▸ **WHAT YOU HAVE TO DO**:
Wherever the word "Ball" shows up in a line, please copy that line.
====== STORED RECORDS
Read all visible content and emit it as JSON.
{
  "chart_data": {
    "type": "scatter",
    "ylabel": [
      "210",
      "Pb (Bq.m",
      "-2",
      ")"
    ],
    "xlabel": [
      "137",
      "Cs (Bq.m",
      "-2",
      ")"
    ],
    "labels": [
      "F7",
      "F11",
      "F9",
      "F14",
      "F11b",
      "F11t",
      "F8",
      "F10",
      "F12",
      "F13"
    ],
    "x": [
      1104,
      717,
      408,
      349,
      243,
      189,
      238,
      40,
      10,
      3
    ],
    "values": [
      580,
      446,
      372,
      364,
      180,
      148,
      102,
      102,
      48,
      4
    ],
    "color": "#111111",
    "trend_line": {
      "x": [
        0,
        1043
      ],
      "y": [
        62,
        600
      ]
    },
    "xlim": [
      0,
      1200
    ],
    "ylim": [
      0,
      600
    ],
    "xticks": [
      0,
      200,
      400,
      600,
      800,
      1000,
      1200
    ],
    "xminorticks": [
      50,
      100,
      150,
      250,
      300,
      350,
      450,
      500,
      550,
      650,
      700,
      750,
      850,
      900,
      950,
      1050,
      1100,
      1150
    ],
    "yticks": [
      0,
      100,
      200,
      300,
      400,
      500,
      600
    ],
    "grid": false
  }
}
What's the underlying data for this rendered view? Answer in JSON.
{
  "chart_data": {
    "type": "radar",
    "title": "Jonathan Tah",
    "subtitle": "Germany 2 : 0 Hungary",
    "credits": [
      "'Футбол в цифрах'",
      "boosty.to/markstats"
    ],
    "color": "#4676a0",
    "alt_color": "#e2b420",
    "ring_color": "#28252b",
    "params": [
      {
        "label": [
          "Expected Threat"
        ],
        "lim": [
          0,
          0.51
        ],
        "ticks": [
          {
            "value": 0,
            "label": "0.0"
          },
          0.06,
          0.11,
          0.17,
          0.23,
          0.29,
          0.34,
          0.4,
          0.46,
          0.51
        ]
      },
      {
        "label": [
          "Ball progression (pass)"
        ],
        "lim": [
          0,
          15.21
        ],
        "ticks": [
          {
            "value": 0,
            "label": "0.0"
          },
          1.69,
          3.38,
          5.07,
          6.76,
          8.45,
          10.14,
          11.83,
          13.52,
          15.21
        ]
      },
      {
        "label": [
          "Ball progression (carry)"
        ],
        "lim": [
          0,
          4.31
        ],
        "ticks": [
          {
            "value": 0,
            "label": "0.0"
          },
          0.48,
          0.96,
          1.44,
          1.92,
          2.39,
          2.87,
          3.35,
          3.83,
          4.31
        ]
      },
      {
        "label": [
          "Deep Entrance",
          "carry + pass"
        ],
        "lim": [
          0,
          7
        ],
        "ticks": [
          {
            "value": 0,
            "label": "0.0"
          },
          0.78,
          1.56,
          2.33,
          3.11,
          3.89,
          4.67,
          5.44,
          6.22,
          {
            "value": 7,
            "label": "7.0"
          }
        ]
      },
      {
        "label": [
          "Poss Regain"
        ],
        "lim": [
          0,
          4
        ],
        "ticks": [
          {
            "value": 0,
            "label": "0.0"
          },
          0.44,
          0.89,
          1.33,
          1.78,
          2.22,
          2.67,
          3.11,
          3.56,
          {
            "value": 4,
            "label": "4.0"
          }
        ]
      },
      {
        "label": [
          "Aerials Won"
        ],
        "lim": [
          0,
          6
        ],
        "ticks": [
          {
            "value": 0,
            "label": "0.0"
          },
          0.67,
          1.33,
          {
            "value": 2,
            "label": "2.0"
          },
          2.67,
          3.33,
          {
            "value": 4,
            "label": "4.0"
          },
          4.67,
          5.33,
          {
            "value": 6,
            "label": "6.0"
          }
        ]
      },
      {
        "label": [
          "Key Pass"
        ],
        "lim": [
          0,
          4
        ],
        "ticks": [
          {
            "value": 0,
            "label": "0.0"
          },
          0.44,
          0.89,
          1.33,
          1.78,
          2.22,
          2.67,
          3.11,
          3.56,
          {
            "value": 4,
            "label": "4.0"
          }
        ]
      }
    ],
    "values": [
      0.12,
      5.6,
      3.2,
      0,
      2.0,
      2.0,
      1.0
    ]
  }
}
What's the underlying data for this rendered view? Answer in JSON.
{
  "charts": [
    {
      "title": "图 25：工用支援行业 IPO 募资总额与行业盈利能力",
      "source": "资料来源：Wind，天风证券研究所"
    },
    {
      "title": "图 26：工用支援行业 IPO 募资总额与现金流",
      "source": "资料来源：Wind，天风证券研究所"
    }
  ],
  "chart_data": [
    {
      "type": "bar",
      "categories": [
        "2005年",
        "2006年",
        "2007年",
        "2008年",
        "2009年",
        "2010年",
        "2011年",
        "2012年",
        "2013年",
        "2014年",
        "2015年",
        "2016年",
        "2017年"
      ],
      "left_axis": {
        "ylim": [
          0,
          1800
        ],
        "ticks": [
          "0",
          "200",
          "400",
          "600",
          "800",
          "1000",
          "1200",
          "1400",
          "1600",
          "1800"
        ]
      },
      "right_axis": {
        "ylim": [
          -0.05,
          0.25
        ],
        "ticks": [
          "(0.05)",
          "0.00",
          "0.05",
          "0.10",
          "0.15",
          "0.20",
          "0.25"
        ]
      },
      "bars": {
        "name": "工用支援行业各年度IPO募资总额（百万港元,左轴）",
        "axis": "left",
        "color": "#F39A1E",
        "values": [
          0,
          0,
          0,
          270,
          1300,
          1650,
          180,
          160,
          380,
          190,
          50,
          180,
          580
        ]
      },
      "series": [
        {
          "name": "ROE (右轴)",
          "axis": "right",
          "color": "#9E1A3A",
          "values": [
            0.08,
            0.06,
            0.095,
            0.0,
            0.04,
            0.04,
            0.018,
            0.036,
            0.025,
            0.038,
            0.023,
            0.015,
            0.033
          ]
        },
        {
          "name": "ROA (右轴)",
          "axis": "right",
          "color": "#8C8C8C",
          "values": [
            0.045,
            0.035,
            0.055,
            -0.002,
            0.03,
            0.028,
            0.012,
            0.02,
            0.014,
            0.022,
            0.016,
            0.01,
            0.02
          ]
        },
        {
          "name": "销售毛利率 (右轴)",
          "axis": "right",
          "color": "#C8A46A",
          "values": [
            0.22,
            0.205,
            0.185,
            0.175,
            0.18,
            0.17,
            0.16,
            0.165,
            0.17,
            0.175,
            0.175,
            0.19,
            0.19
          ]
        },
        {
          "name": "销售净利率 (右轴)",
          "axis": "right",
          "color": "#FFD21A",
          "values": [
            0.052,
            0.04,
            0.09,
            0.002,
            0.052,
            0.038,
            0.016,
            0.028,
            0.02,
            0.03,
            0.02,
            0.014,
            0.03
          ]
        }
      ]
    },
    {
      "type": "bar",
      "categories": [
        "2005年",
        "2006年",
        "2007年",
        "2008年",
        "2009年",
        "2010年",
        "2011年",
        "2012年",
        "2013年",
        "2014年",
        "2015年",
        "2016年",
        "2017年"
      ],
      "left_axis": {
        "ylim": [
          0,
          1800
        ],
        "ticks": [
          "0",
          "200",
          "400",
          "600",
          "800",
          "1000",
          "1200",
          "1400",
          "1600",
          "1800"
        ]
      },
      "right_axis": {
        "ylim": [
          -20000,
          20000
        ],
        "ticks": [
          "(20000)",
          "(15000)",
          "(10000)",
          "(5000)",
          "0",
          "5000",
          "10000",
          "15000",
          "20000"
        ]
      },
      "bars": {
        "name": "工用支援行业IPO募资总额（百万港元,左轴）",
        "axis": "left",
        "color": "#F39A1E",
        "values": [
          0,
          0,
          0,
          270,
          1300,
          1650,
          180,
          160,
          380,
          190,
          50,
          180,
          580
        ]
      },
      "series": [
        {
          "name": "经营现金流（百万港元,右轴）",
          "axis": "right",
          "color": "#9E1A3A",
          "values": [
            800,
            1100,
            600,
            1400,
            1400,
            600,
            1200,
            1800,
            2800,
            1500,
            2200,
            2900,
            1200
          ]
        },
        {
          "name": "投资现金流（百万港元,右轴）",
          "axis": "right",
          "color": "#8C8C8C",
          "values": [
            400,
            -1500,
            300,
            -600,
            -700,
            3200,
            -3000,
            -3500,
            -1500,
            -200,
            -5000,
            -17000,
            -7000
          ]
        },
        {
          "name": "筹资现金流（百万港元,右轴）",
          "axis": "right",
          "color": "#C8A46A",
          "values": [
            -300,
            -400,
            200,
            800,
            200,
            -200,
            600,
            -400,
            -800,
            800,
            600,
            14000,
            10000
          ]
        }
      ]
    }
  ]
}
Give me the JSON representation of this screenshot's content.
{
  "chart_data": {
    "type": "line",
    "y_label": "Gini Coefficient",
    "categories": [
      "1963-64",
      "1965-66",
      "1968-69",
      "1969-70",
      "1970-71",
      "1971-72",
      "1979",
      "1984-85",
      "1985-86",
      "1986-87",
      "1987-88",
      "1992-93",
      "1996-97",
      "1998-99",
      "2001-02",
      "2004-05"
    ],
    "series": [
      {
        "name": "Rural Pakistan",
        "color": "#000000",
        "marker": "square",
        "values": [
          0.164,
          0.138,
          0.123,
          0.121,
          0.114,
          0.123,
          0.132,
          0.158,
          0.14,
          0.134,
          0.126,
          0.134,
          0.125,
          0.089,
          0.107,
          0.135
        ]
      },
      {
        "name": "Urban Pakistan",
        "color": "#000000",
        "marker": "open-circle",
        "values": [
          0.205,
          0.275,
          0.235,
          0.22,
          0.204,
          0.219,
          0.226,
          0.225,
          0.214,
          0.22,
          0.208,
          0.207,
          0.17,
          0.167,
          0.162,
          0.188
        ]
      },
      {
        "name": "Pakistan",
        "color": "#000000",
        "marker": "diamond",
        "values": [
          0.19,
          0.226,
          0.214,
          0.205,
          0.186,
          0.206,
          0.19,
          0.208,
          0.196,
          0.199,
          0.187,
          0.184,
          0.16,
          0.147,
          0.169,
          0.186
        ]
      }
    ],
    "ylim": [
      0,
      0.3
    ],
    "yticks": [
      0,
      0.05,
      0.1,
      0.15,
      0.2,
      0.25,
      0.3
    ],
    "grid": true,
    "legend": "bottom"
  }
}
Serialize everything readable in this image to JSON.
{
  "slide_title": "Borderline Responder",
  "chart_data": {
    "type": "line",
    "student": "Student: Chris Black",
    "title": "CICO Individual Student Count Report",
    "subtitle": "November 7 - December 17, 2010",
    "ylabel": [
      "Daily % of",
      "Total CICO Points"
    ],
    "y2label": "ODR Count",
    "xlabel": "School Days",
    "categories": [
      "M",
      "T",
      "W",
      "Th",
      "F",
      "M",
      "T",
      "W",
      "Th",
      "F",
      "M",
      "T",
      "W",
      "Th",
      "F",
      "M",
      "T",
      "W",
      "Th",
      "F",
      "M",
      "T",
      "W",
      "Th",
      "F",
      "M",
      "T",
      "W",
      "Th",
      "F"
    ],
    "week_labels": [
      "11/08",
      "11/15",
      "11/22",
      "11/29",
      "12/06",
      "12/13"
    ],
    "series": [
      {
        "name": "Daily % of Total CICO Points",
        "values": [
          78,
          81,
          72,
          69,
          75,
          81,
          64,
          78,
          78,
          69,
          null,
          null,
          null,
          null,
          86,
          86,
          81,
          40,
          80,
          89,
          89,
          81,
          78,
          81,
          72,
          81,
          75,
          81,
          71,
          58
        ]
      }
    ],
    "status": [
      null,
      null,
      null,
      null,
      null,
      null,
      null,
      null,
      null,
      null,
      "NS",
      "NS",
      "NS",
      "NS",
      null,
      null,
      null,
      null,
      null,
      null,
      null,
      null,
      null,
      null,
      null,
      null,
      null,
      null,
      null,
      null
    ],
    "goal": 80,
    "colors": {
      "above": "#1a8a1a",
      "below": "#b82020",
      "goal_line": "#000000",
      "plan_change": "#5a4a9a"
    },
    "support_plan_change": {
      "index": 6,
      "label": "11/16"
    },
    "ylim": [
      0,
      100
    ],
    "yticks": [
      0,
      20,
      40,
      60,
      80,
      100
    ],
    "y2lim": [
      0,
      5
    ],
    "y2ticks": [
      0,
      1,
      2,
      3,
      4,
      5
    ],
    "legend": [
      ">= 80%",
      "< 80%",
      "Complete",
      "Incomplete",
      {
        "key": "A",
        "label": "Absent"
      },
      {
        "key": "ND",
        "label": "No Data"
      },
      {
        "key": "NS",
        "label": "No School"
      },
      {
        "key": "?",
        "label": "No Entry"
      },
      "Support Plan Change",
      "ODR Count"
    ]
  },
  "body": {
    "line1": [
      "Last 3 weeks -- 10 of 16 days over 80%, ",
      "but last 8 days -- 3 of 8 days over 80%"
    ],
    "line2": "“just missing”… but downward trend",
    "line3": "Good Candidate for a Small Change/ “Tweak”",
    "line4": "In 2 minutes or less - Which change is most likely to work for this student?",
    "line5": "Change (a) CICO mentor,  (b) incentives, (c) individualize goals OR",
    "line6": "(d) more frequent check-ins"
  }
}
============
▸ **THE ANSWER**:
          "Ball progression (pass)"
          "Ball progression (carry)"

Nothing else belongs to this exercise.